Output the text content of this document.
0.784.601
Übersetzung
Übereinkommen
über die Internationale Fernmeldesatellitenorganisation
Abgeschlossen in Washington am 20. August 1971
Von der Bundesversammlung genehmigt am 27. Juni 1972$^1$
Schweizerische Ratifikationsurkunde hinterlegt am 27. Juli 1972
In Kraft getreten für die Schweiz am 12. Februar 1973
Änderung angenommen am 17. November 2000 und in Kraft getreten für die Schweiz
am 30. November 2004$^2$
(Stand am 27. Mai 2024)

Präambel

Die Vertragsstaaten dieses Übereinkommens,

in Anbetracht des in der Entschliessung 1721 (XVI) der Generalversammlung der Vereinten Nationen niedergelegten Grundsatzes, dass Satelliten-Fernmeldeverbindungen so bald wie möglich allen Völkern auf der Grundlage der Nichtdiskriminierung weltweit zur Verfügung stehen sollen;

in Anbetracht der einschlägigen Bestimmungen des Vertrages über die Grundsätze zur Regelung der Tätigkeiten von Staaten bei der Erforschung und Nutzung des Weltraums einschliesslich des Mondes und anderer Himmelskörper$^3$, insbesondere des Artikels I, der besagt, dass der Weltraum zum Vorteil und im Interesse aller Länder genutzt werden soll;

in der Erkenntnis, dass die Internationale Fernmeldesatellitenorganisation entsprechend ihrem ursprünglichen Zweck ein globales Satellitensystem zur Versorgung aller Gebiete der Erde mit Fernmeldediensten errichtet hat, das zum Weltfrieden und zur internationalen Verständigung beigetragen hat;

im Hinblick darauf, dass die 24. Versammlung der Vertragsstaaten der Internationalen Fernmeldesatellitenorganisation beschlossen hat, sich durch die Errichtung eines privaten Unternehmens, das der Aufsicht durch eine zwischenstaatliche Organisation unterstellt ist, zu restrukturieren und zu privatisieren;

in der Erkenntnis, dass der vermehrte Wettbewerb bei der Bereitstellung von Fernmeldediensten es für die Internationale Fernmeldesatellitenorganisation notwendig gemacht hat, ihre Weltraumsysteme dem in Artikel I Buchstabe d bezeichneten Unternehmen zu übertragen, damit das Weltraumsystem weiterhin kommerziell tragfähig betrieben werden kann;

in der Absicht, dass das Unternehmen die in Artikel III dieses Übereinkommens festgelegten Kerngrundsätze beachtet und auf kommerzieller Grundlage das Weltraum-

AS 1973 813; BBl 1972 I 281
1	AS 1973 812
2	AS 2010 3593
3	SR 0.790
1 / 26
◆ ◆ ◆
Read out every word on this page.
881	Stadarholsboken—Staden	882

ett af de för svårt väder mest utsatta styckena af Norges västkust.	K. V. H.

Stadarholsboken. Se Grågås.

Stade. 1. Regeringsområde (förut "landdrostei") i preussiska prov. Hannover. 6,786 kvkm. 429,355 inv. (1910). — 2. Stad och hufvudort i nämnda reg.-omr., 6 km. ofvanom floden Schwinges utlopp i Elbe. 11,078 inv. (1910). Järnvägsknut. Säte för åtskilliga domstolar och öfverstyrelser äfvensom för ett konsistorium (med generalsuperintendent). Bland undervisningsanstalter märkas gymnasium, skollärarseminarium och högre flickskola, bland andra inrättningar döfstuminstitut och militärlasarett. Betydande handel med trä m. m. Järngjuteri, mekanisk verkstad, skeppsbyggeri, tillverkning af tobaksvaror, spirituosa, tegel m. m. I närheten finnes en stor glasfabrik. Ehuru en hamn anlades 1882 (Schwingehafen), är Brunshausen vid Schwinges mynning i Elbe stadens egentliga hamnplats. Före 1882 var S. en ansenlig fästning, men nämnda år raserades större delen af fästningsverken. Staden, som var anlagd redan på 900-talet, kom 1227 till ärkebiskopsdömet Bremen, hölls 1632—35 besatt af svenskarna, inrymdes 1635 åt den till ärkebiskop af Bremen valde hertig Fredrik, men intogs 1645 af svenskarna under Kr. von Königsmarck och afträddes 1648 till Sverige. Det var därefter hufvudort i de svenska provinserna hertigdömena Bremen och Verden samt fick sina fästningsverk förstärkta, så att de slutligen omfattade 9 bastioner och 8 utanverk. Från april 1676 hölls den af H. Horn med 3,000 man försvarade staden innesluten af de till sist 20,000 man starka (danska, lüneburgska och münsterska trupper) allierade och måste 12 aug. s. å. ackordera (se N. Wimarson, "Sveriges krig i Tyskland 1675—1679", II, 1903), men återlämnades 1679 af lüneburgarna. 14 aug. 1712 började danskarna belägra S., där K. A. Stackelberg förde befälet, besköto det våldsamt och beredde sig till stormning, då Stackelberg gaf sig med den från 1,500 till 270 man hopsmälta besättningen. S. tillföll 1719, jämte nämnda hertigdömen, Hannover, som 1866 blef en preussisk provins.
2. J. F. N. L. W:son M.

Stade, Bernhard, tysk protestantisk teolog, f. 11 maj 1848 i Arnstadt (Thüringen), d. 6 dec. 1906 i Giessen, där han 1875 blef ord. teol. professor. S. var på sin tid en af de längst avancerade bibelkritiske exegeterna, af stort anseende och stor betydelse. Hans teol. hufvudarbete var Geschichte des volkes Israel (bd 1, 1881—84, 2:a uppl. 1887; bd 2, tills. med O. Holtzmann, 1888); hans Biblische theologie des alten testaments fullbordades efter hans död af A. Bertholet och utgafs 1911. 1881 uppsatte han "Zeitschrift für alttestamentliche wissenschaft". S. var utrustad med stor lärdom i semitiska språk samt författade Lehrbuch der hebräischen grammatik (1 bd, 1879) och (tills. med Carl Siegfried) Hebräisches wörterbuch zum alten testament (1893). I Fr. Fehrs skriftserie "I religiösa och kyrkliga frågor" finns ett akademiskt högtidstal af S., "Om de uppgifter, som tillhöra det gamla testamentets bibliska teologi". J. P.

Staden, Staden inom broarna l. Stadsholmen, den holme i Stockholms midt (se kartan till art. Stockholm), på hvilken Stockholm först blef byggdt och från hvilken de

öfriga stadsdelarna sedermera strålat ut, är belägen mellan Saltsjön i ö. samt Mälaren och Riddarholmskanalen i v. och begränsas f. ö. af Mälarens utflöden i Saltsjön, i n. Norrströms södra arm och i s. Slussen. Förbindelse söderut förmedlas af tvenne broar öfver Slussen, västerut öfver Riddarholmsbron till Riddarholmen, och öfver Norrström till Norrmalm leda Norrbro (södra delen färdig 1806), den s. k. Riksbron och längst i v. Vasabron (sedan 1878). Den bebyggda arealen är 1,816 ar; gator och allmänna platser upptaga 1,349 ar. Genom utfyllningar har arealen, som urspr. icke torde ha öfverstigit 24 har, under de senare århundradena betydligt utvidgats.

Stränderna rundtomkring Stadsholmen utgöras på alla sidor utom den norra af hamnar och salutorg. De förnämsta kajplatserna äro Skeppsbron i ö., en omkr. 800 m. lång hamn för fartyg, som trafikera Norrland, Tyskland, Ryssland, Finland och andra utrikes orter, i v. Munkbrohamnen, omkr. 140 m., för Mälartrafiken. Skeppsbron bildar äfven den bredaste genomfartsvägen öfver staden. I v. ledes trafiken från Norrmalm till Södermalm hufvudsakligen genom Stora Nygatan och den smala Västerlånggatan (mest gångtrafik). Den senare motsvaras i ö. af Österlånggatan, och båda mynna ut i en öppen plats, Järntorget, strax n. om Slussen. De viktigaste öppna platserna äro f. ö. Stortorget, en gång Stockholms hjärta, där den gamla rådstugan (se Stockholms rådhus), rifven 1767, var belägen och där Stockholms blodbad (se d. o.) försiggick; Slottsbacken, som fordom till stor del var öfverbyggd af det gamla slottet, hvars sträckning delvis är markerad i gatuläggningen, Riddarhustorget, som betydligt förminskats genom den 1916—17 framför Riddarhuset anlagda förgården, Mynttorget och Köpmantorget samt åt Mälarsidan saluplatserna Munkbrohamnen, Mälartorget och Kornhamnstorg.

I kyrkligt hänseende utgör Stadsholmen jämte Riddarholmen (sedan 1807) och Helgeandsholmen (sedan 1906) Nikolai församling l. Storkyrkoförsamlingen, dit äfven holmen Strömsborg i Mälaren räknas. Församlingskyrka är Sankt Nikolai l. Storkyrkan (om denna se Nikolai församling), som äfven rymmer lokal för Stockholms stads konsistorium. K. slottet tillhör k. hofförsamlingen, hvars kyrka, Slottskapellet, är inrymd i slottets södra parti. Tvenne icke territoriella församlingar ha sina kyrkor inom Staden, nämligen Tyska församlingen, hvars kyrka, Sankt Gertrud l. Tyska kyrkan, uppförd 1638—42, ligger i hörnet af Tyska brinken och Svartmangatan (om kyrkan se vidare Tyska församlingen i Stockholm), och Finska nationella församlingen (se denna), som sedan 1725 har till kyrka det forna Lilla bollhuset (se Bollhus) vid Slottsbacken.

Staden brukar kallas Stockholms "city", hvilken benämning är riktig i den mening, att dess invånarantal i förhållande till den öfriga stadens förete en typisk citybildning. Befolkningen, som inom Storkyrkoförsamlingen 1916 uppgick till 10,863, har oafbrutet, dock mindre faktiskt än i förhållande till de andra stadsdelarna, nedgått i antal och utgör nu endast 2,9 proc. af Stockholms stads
◆ ◆ ◆
What you have to do: Filter the data for the string "Kraft". Copy each matching line.

Response:
In Kraft getreten für die Schweiz am 12. Februar 1973
Änderung angenommen am 17. November 2000 und in Kraft getreten für die Schweiz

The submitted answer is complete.